DESCRIPTION OF THE TASK →
Work through the data below and give the number of lines holding "Racoon", nothing more.

□ □ □ □ □ □ □

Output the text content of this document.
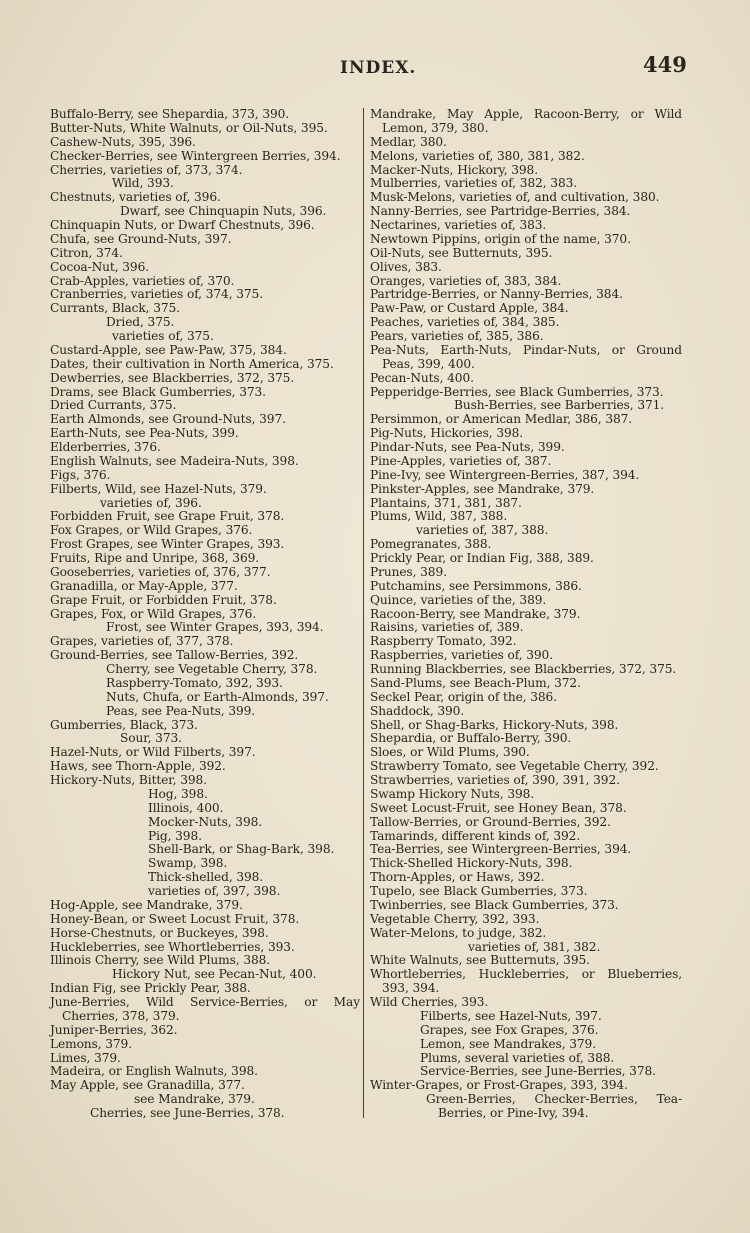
INDEX.	449
Buffalo-Berry, see Shepardia, 373, 390.
Butter-Nuts, White Walnuts, or Oil-Nuts, 395.
Cashew-Nuts, 395, 396.
Checker-Berries, see Wintergreen Berries, 394.
Cherries, varieties of, 373, 374.
Wild, 393.
Chestnuts, varieties of, 396.
Dwarf, see Chinquapin Nuts, 396.
Chinquapin Nuts, or Dwarf Chestnuts, 396.
Chufa, see Ground-Nuts, 397.
Citron, 374.
Cocoa-Nut, 396.
Crab-Apples, varieties of, 370.
Cranberries, varieties of, 374, 375.
Currants, Black, 375.
Dried, 375.
varieties of, 375.
Custard-Apple, see Paw-Paw, 375, 384.
Dates, their cultivation in North America, 375.
Dewberries, see Blackberries, 372, 375.
Drams, see Black Gumberries, 373.
Dried Currants, 375.
Earth Almonds, see Ground-Nuts, 397.
Earth-Nuts, see Pea-Nuts, 399.
Elderberries, 376.
English Walnuts, see Madeira-Nuts, 398.
Figs, 376.
Filberts, Wild, see Hazel-Nuts, 379.
varieties of, 396.
Forbidden Fruit, see Grape Fruit, 378.
Fox Grapes, or Wild Grapes, 376.
Frost Grapes, see Winter Grapes, 393.
Fruits, Ripe and Unripe, 368, 369.
Gooseberries, varieties of, 376, 377.
Granadilla, or May-Apple, 377.
Grape Fruit, or Forbidden Fruit, 378.
Grapes, Fox, or Wild Grapes, 376.
Frost, see Winter Grapes, 393, 394.
Grapes, varieties of, 377, 378.
Ground-Berries, see Tallow-Berries, 392.
Cherry, see Vegetable Cherry, 378.
Raspberry-Tomato, 392, 393.
Nuts, Chufa, or Earth-Almonds, 397.
Peas, see Pea-Nuts, 399.
Gumberries, Black, 373.
Sour, 373.
Hazel-Nuts, or Wild Filberts, 397.
Haws, see Thorn-Apple, 392.
Hickory-Nuts, Bitter, 398.
Hog, 398.
Illinois, 400.
Mocker-Nuts, 398.
Pig, 398.
Shell-Bark, or Shag-Bark, 398.
Swamp, 398.
Thick-shelled, 398.
varieties of, 397, 398.
Hog-Apple, see Mandrake, 379.
Honey-Bean, or Sweet Locust Fruit, 378.
Horse-Chestnuts, or Buckeyes, 398.
Huckleberries, see Whortleberries, 393.
Illinois Cherry, see Wild Plums, 388.
Hickory Nut, see Pecan-Nut, 400.
Indian Fig, see Prickly Pear, 388.
June-Berries, Wild Service-Berries, or May Cherries, 378, 379.
Juniper-Berries, 362.
Lemons, 379.
Limes, 379.
Madeira, or English Walnuts, 398.
May Apple, see Granadilla, 377.
see Mandrake, 379.
Cherries, see June-Berries, 378.
Mandrake, May Apple, Racoon-Berry, or Wild Lemon, 379, 380.
Medlar, 380.
Melons, varieties of, 380, 381, 382.
Macker-Nuts, Hickory, 398.
Mulberries, varieties of, 382, 383.
Musk-Melons, varieties of, and cultivation, 380.
Nanny-Berries, see Partridge-Berries, 384.
Nectarines, varieties of, 383.
Newtown Pippins, origin of the name, 370.
Oil-Nuts, see Butternuts, 395.
Olives, 383.
Oranges, varieties of, 383, 384.
Partridge-Berries, or Nanny-Berries, 384.
Paw-Paw, or Custard Apple, 384.
Peaches, varieties of, 384, 385.
Pears, varieties of, 385, 386.
Pea-Nuts, Earth-Nuts, Pindar-Nuts, or Ground Peas, 399, 400.
Pecan-Nuts, 400.
Pepperidge-Berries, see Black Gumberries, 373.
Bush-Berries, see Barberries, 371.
Persimmon, or American Medlar, 386, 387.
Pig-Nuts, Hickories, 398.
Pindar-Nuts, see Pea-Nuts, 399.
Pine-Apples, varieties of, 387.
Pine-Ivy, see Wintergreen-Berries, 387, 394.
Pinkster-Apples, see Mandrake, 379.
Plantains, 371, 381, 387.
Plums, Wild, 387, 388.
varieties of, 387, 388.
Pomegranates, 388.
Prickly Pear, or Indian Fig, 388, 389.
Prunes, 389.
Putchamins, see Persimmons, 386.
Quince, varieties of the, 389.
Racoon-Berry, see Mandrake, 379.
Raisins, varieties of, 389.
Raspberry Tomato, 392.
Raspberries, varieties of, 390.
Running Blackberries, see Blackberries, 372, 375.
Sand-Plums, see Beach-Plum, 372.
Seckel Pear, origin of the, 386.
Shaddock, 390.
Shell, or Shag-Barks, Hickory-Nuts, 398.
Shepardia, or Buffalo-Berry, 390.
Sloes, or Wild Plums, 390.
Strawberry Tomato, see Vegetable Cherry, 392.
Strawberries, varieties of, 390, 391, 392.
Swamp Hickory Nuts, 398.
Sweet Locust-Fruit, see Honey Bean, 378.
Tallow-Berries, or Ground-Berries, 392.
Tamarinds, different kinds of, 392.
Tea-Berries, see Wintergreen-Berries, 394.
Thick-Shelled Hickory-Nuts, 398.
Thorn-Apples, or Haws, 392.
Tupelo, see Black Gumberries, 373.
Twinberries, see Black Gumberries, 373.
Vegetable Cherry, 392, 393.
Water-Melons, to judge, 382.
varieties of, 381, 382.
White Walnuts, see Butternuts, 395.
Whortleberries, Huckleberries, or Blueberries, 393, 394.
Wild Cherries, 393.
Filberts, see Hazel-Nuts, 397.
Grapes, see Fox Grapes, 376.
Lemon, see Mandrakes, 379.
Plums, several varieties of, 388.
Service-Berries, see June-Berries, 378.
Winter-Grapes, or Frost-Grapes, 393, 394.
Green-Berries, Checker-Berries, Tea-Berries, or Pine-Ivy, 394.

□ □ □ □ □ □ □

OUTPUT FOR THIS TASK →
2